## To be done
Extract the lines beginning at the one that holds "What text is on this page?" and ending at the final line of the material below, keeping them exact and leaving out all pictures.

## Exercise materials

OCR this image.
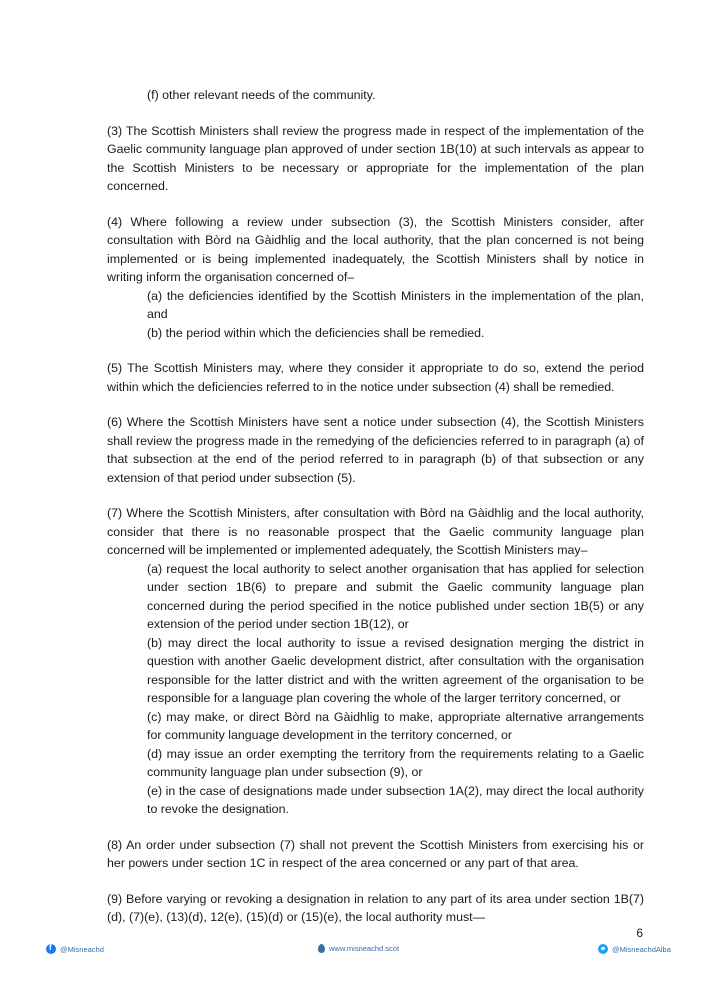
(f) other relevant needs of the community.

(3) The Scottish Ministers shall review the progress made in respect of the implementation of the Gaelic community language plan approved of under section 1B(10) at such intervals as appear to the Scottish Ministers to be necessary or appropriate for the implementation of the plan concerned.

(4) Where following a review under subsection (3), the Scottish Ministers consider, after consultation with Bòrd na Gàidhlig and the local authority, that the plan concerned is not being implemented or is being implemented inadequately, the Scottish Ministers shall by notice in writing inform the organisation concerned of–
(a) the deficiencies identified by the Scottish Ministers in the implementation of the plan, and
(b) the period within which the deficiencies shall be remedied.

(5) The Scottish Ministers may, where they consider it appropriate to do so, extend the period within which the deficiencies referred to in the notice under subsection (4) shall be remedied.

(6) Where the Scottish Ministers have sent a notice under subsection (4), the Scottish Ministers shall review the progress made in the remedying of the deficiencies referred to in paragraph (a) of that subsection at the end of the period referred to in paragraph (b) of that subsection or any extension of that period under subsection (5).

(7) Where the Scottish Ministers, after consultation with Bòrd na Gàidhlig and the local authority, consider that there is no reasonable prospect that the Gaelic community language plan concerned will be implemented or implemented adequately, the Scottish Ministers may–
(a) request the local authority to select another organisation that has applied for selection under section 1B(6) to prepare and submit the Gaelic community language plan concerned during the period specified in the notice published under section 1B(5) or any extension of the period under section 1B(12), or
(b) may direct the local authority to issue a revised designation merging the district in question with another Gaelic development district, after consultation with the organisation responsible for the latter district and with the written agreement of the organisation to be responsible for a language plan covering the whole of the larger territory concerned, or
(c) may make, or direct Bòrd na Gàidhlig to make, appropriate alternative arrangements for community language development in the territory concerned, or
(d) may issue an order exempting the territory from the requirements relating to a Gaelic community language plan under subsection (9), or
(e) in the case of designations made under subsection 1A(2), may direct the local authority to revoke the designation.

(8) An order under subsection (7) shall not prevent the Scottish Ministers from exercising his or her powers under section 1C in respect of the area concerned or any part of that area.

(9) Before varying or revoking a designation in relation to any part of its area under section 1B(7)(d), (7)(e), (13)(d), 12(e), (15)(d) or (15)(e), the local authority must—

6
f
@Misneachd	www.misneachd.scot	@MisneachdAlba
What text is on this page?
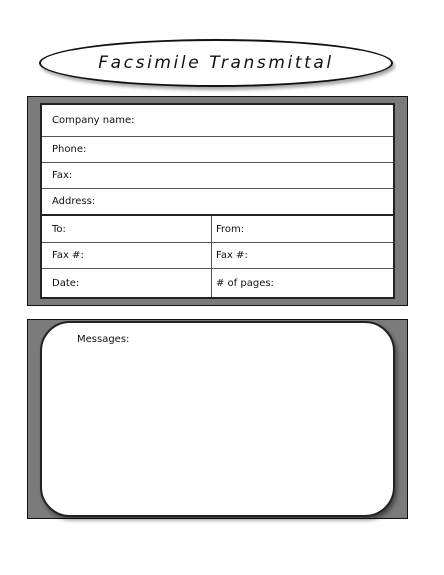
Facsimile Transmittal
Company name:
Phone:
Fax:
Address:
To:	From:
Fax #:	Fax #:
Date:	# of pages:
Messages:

## Exercise result
What text is on this page?
Facsimile Transmittal
Company name:
Phone:
Fax:
Address:
To:	From:
Fax #:	Fax #:
Date:	# of pages:
Messages:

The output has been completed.